**DESCRIPTION OF THE TASK:** Write out exactly the lines from the one with "Extract the structured" through the last line. Pictures stay out.

**EXERCISE INPUT:**
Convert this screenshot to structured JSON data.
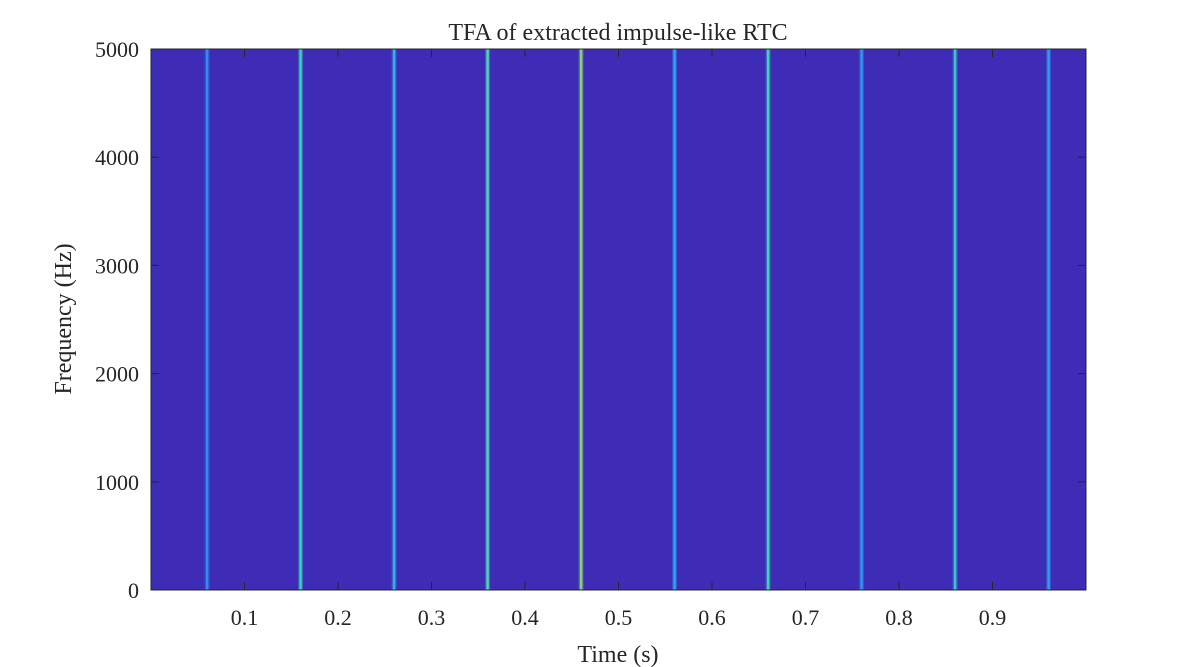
{
  "chart_data": {
    "type": "heatmap",
    "title": "TFA of extracted impulse-like RTC",
    "xlabel": "Time (s)",
    "ylabel": "Frequency (Hz)",
    "xlim": [
      0,
      1.0
    ],
    "ylim": [
      0,
      5000
    ],
    "x_ticks": [
      0.1,
      0.2,
      0.3,
      0.4,
      0.5,
      0.6,
      0.7,
      0.8,
      0.9
    ],
    "x_tick_labels": [
      "0.1",
      "0.2",
      "0.3",
      "0.4",
      "0.5",
      "0.6",
      "0.7",
      "0.8",
      "0.9"
    ],
    "y_ticks": [
      0,
      1000,
      2000,
      3000,
      4000,
      5000
    ],
    "y_tick_labels": [
      "0",
      "1000",
      "2000",
      "3000",
      "4000",
      "5000"
    ],
    "colormap": "parula",
    "background_color": "#3e2bb6",
    "impulses": [
      {
        "time": 0.06,
        "color": "#2d8ef0"
      },
      {
        "time": 0.16,
        "color": "#3ad0c2"
      },
      {
        "time": 0.26,
        "color": "#30b2e4"
      },
      {
        "time": 0.36,
        "color": "#48d8b2"
      },
      {
        "time": 0.46,
        "color": "#8ad27a"
      },
      {
        "time": 0.56,
        "color": "#2aa6ee"
      },
      {
        "time": 0.66,
        "color": "#42d4ba"
      },
      {
        "time": 0.76,
        "color": "#2c98ef"
      },
      {
        "time": 0.86,
        "color": "#36c6cc"
      },
      {
        "time": 0.96,
        "color": "#2f9def"
      }
    ]
  }
}
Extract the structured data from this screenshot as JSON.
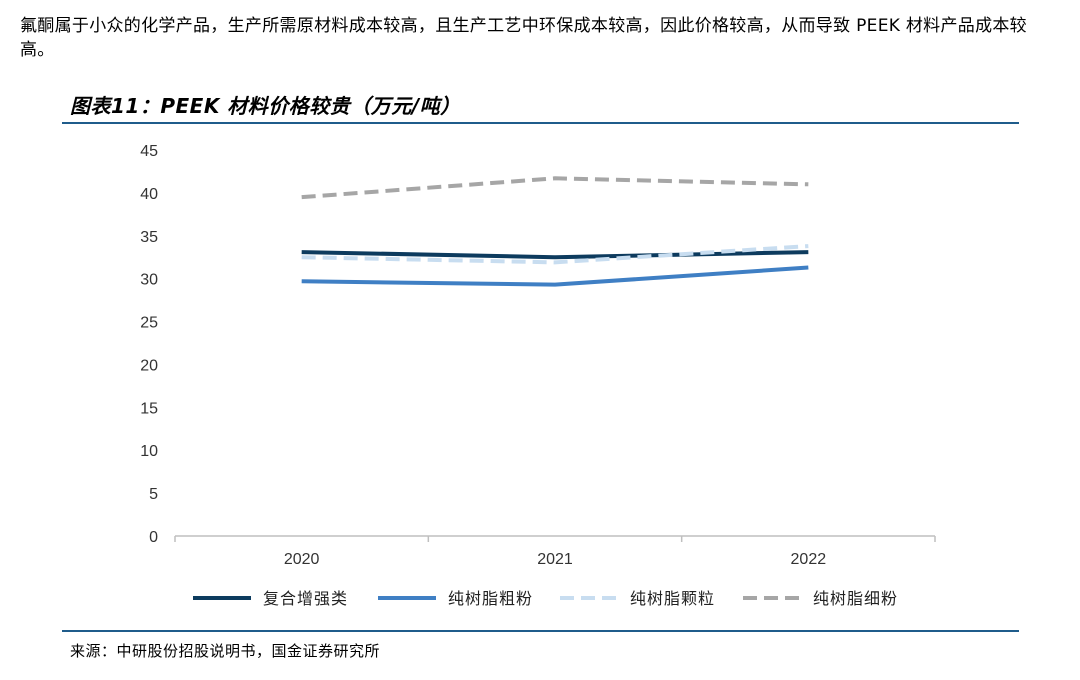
{
  "intro_text": "氟酮属于小众的化学产品，生产所需原材料成本较高，且生产工艺中环保成本较高，因此价格较高，从而导致 PEEK 材料产品成本较高。",
  "figure_title": "图表11：PEEK 材料价格较贵（万元/吨）",
  "source_text": "来源：中研股份招股说明书，国金证券研究所",
  "chart_data": {
    "type": "line",
    "title": "",
    "xlabel": "",
    "ylabel": "",
    "categories": [
      "2020",
      "2021",
      "2022"
    ],
    "ylim": [
      0,
      45
    ],
    "yticks": [
      0,
      5,
      10,
      15,
      20,
      25,
      30,
      35,
      40,
      45
    ],
    "grid": false,
    "legend_position": "bottom",
    "series": [
      {
        "name": "复合增强类",
        "values": [
          33.1,
          32.5,
          33.1
        ],
        "color": "#0d3b5e",
        "dash": "solid"
      },
      {
        "name": "纯树脂粗粉",
        "values": [
          29.7,
          29.3,
          31.3
        ],
        "color": "#3f7fc4",
        "dash": "solid"
      },
      {
        "name": "纯树脂颗粒",
        "values": [
          32.5,
          31.9,
          33.8
        ],
        "color": "#c8ddf0",
        "dash": "dashed"
      },
      {
        "name": "纯树脂细粉",
        "values": [
          39.5,
          41.7,
          41.0
        ],
        "color": "#a6a6a6",
        "dash": "dashed"
      }
    ]
  }
}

**FINISHED EXERCISE:**
Extract the structured data from this screenshot as JSON.
{
  "intro_text": "氟酮属于小众的化学产品，生产所需原材料成本较高，且生产工艺中环保成本较高，因此价格较高，从而导致 PEEK 材料产品成本较高。",
  "figure_title": "图表11：PEEK 材料价格较贵（万元/吨）",
  "source_text": "来源：中研股份招股说明书，国金证券研究所",
  "chart_data": {
    "type": "line",
    "title": "",
    "xlabel": "",
    "ylabel": "",
    "categories": [
      "2020",
      "2021",
      "2022"
    ],
    "ylim": [
      0,
      45
    ],
    "yticks": [
      0,
      5,
      10,
      15,
      20,
      25,
      30,
      35,
      40,
      45
    ],
    "grid": false,
    "legend_position": "bottom",
    "series": [
      {
        "name": "复合增强类",
        "values": [
          33.1,
          32.5,
          33.1
        ],
        "color": "#0d3b5e",
        "dash": "solid"
      },
      {
        "name": "纯树脂粗粉",
        "values": [
          29.7,
          29.3,
          31.3
        ],
        "color": "#3f7fc4",
        "dash": "solid"
      },
      {
        "name": "纯树脂颗粒",
        "values": [
          32.5,
          31.9,
          33.8
        ],
        "color": "#c8ddf0",
        "dash": "dashed"
      },
      {
        "name": "纯树脂细粉",
        "values": [
          39.5,
          41.7,
          41.0
        ],
        "color": "#a6a6a6",
        "dash": "dashed"
      }
    ]
  }
}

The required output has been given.